[Stored data entries]
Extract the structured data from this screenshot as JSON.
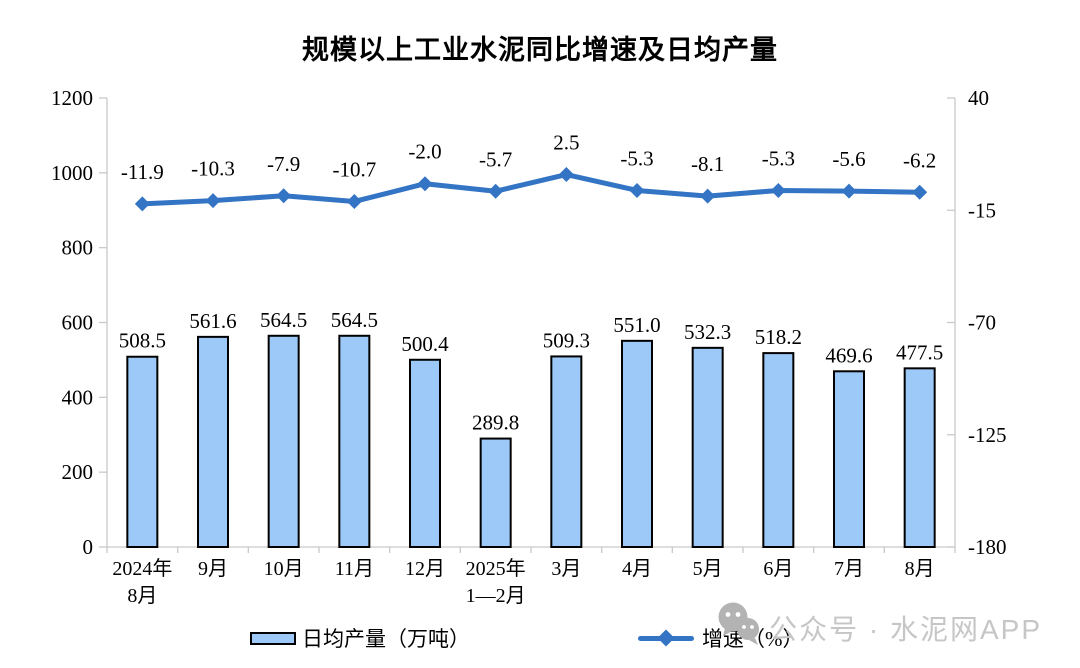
{
  "title": "规模以上工业水泥同比增速及日均产量",
  "watermark": {
    "text": "公众号 · 水泥网APP",
    "icon": "wechat-icon"
  },
  "colors": {
    "bar_fill": "#9CC9F8",
    "bar_border": "#000000",
    "line": "#3474C4",
    "axis": "#C9C9C9",
    "label": "#000000",
    "watermark_gray": "#B3B3B3"
  },
  "chart_data": {
    "type": "bar",
    "subtype": "combo-bar-line",
    "title": "规模以上工业水泥同比增速及日均产量",
    "categories": [
      "2024年\n8月",
      "9月",
      "10月",
      "11月",
      "12月",
      "2025年\n1—2月",
      "3月",
      "4月",
      "5月",
      "6月",
      "7月",
      "8月"
    ],
    "series": [
      {
        "name": "日均产量（万吨）",
        "type": "bar",
        "axis": "left",
        "values": [
          508.5,
          561.6,
          564.5,
          564.5,
          500.4,
          289.8,
          509.3,
          551.0,
          532.3,
          518.2,
          469.6,
          477.5
        ]
      },
      {
        "name": "增速（%）",
        "type": "line",
        "axis": "right",
        "values": [
          -11.9,
          -10.3,
          -7.9,
          -10.7,
          -2.0,
          -5.7,
          2.5,
          -5.3,
          -8.1,
          -5.3,
          -5.6,
          -6.2
        ]
      }
    ],
    "left_axis": {
      "min": 0,
      "max": 1200,
      "ticks": [
        0,
        200,
        400,
        600,
        800,
        1000,
        1200
      ]
    },
    "right_axis": {
      "min": -180,
      "max": 40,
      "ticks": [
        40,
        -15,
        -70,
        -125,
        -180
      ]
    },
    "grid": false,
    "data_labels": true,
    "legend_position": "bottom"
  }
}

**THE EXERCISE:** Leave the pictures out and reproduce each record exactly as written.

**CORRECT OUTPUT:**
Extract the structured data from this screenshot as JSON.
{
  "title": "规模以上工业水泥同比增速及日均产量",
  "watermark": {
    "text": "公众号 · 水泥网APP",
    "icon": "wechat-icon"
  },
  "colors": {
    "bar_fill": "#9CC9F8",
    "bar_border": "#000000",
    "line": "#3474C4",
    "axis": "#C9C9C9",
    "label": "#000000",
    "watermark_gray": "#B3B3B3"
  },
  "chart_data": {
    "type": "bar",
    "subtype": "combo-bar-line",
    "title": "规模以上工业水泥同比增速及日均产量",
    "categories": [
      "2024年\n8月",
      "9月",
      "10月",
      "11月",
      "12月",
      "2025年\n1—2月",
      "3月",
      "4月",
      "5月",
      "6月",
      "7月",
      "8月"
    ],
    "series": [
      {
        "name": "日均产量（万吨）",
        "type": "bar",
        "axis": "left",
        "values": [
          508.5,
          561.6,
          564.5,
          564.5,
          500.4,
          289.8,
          509.3,
          551.0,
          532.3,
          518.2,
          469.6,
          477.5
        ]
      },
      {
        "name": "增速（%）",
        "type": "line",
        "axis": "right",
        "values": [
          -11.9,
          -10.3,
          -7.9,
          -10.7,
          -2.0,
          -5.7,
          2.5,
          -5.3,
          -8.1,
          -5.3,
          -5.6,
          -6.2
        ]
      }
    ],
    "left_axis": {
      "min": 0,
      "max": 1200,
      "ticks": [
        0,
        200,
        400,
        600,
        800,
        1000,
        1200
      ]
    },
    "right_axis": {
      "min": -180,
      "max": 40,
      "ticks": [
        40,
        -15,
        -70,
        -125,
        -180
      ]
    },
    "grid": false,
    "data_labels": true,
    "legend_position": "bottom"
  }
}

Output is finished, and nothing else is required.